Records about charts and figures:
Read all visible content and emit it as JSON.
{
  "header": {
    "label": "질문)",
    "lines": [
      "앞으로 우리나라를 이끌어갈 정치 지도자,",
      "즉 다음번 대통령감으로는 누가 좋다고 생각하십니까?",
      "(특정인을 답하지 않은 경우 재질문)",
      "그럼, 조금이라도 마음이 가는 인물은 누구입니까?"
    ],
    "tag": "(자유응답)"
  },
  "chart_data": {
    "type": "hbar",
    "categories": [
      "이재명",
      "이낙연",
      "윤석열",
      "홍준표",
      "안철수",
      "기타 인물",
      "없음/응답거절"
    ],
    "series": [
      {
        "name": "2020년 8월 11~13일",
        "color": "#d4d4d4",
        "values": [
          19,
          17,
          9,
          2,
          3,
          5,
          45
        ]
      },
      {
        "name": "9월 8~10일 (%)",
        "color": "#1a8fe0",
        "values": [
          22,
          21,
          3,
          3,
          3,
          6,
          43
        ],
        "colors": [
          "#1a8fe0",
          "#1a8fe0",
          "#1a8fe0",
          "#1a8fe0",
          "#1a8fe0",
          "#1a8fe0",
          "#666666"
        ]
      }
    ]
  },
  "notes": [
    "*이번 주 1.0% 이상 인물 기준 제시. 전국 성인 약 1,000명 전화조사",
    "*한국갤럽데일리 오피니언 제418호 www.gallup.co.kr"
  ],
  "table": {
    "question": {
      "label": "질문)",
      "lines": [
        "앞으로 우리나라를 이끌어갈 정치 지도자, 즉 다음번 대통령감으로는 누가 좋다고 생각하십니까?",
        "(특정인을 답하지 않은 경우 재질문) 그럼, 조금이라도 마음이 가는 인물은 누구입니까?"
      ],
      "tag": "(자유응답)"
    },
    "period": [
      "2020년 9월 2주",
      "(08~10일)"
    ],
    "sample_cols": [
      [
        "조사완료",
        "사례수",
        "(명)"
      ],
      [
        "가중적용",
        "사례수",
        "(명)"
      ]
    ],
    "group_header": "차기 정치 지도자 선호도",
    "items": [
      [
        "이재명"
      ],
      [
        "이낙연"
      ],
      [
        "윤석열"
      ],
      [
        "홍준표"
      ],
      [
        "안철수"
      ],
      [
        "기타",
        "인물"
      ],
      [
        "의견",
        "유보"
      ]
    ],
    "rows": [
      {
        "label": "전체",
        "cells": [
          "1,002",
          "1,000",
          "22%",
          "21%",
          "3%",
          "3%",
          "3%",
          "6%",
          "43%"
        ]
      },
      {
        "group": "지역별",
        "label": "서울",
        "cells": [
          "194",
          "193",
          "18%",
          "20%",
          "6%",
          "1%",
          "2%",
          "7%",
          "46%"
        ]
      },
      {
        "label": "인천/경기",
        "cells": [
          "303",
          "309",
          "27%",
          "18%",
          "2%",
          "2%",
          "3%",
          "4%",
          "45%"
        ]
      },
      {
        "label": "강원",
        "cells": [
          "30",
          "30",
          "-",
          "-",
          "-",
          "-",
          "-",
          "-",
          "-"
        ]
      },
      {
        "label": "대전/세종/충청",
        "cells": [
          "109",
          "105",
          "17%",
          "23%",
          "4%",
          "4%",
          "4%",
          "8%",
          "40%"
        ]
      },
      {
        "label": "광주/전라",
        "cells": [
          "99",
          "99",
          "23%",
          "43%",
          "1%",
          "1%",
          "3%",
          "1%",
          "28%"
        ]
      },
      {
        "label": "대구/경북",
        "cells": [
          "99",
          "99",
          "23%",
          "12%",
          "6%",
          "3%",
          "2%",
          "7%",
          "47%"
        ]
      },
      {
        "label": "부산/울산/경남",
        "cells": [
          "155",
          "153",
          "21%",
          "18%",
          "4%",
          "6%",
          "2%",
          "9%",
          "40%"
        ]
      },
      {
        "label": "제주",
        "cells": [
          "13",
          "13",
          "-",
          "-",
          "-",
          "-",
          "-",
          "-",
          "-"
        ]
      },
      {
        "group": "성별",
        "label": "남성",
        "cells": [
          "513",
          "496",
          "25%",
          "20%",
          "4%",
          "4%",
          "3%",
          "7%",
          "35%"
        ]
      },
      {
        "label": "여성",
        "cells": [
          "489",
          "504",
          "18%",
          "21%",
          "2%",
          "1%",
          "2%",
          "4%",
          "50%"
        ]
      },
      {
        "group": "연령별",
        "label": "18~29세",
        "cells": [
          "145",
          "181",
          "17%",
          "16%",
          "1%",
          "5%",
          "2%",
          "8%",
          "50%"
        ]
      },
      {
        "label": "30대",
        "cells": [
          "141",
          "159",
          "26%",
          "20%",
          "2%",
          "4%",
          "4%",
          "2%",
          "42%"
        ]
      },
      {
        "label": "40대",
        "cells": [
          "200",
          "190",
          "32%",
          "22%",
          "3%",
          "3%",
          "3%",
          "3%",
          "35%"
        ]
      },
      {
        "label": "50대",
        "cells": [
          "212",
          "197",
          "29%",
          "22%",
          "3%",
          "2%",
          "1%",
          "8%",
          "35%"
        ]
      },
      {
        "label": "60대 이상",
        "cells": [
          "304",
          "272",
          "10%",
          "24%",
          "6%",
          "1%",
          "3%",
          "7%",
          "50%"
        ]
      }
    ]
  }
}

Task goal -
Nothing should be left out: repeat all of the data exactly.

Task solution -
Read all visible content and emit it as JSON.
{
  "header": {
    "label": "질문)",
    "lines": [
      "앞으로 우리나라를 이끌어갈 정치 지도자,",
      "즉 다음번 대통령감으로는 누가 좋다고 생각하십니까?",
      "(특정인을 답하지 않은 경우 재질문)",
      "그럼, 조금이라도 마음이 가는 인물은 누구입니까?"
    ],
    "tag": "(자유응답)"
  },
  "chart_data": {
    "type": "hbar",
    "categories": [
      "이재명",
      "이낙연",
      "윤석열",
      "홍준표",
      "안철수",
      "기타 인물",
      "없음/응답거절"
    ],
    "series": [
      {
        "name": "2020년 8월 11~13일",
        "color": "#d4d4d4",
        "values": [
          19,
          17,
          9,
          2,
          3,
          5,
          45
        ]
      },
      {
        "name": "9월 8~10일 (%)",
        "color": "#1a8fe0",
        "values": [
          22,
          21,
          3,
          3,
          3,
          6,
          43
        ],
        "colors": [
          "#1a8fe0",
          "#1a8fe0",
          "#1a8fe0",
          "#1a8fe0",
          "#1a8fe0",
          "#1a8fe0",
          "#666666"
        ]
      }
    ]
  },
  "notes": [
    "*이번 주 1.0% 이상 인물 기준 제시. 전국 성인 약 1,000명 전화조사",
    "*한국갤럽데일리 오피니언 제418호 www.gallup.co.kr"
  ],
  "table": {
    "question": {
      "label": "질문)",
      "lines": [
        "앞으로 우리나라를 이끌어갈 정치 지도자, 즉 다음번 대통령감으로는 누가 좋다고 생각하십니까?",
        "(특정인을 답하지 않은 경우 재질문) 그럼, 조금이라도 마음이 가는 인물은 누구입니까?"
      ],
      "tag": "(자유응답)"
    },
    "period": [
      "2020년 9월 2주",
      "(08~10일)"
    ],
    "sample_cols": [
      [
        "조사완료",
        "사례수",
        "(명)"
      ],
      [
        "가중적용",
        "사례수",
        "(명)"
      ]
    ],
    "group_header": "차기 정치 지도자 선호도",
    "items": [
      [
        "이재명"
      ],
      [
        "이낙연"
      ],
      [
        "윤석열"
      ],
      [
        "홍준표"
      ],
      [
        "안철수"
      ],
      [
        "기타",
        "인물"
      ],
      [
        "의견",
        "유보"
      ]
    ],
    "rows": [
      {
        "label": "전체",
        "cells": [
          "1,002",
          "1,000",
          "22%",
          "21%",
          "3%",
          "3%",
          "3%",
          "6%",
          "43%"
        ]
      },
      {
        "group": "지역별",
        "label": "서울",
        "cells": [
          "194",
          "193",
          "18%",
          "20%",
          "6%",
          "1%",
          "2%",
          "7%",
          "46%"
        ]
      },
      {
        "label": "인천/경기",
        "cells": [
          "303",
          "309",
          "27%",
          "18%",
          "2%",
          "2%",
          "3%",
          "4%",
          "45%"
        ]
      },
      {
        "label": "강원",
        "cells": [
          "30",
          "30",
          "-",
          "-",
          "-",
          "-",
          "-",
          "-",
          "-"
        ]
      },
      {
        "label": "대전/세종/충청",
        "cells": [
          "109",
          "105",
          "17%",
          "23%",
          "4%",
          "4%",
          "4%",
          "8%",
          "40%"
        ]
      },
      {
        "label": "광주/전라",
        "cells": [
          "99",
          "99",
          "23%",
          "43%",
          "1%",
          "1%",
          "3%",
          "1%",
          "28%"
        ]
      },
      {
        "label": "대구/경북",
        "cells": [
          "99",
          "99",
          "23%",
          "12%",
          "6%",
          "3%",
          "2%",
          "7%",
          "47%"
        ]
      },
      {
        "label": "부산/울산/경남",
        "cells": [
          "155",
          "153",
          "21%",
          "18%",
          "4%",
          "6%",
          "2%",
          "9%",
          "40%"
        ]
      },
      {
        "label": "제주",
        "cells": [
          "13",
          "13",
          "-",
          "-",
          "-",
          "-",
          "-",
          "-",
          "-"
        ]
      },
      {
        "group": "성별",
        "label": "남성",
        "cells": [
          "513",
          "496",
          "25%",
          "20%",
          "4%",
          "4%",
          "3%",
          "7%",
          "35%"
        ]
      },
      {
        "label": "여성",
        "cells": [
          "489",
          "504",
          "18%",
          "21%",
          "2%",
          "1%",
          "2%",
          "4%",
          "50%"
        ]
      },
      {
        "group": "연령별",
        "label": "18~29세",
        "cells": [
          "145",
          "181",
          "17%",
          "16%",
          "1%",
          "5%",
          "2%",
          "8%",
          "50%"
        ]
      },
      {
        "label": "30대",
        "cells": [
          "141",
          "159",
          "26%",
          "20%",
          "2%",
          "4%",
          "4%",
          "2%",
          "42%"
        ]
      },
      {
        "label": "40대",
        "cells": [
          "200",
          "190",
          "32%",
          "22%",
          "3%",
          "3%",
          "3%",
          "3%",
          "35%"
        ]
      },
      {
        "label": "50대",
        "cells": [
          "212",
          "197",
          "29%",
          "22%",
          "3%",
          "2%",
          "1%",
          "8%",
          "35%"
        ]
      },
      {
        "label": "60대 이상",
        "cells": [
          "304",
          "272",
          "10%",
          "24%",
          "6%",
          "1%",
          "3%",
          "7%",
          "50%"
        ]
      }
    ]
  }
}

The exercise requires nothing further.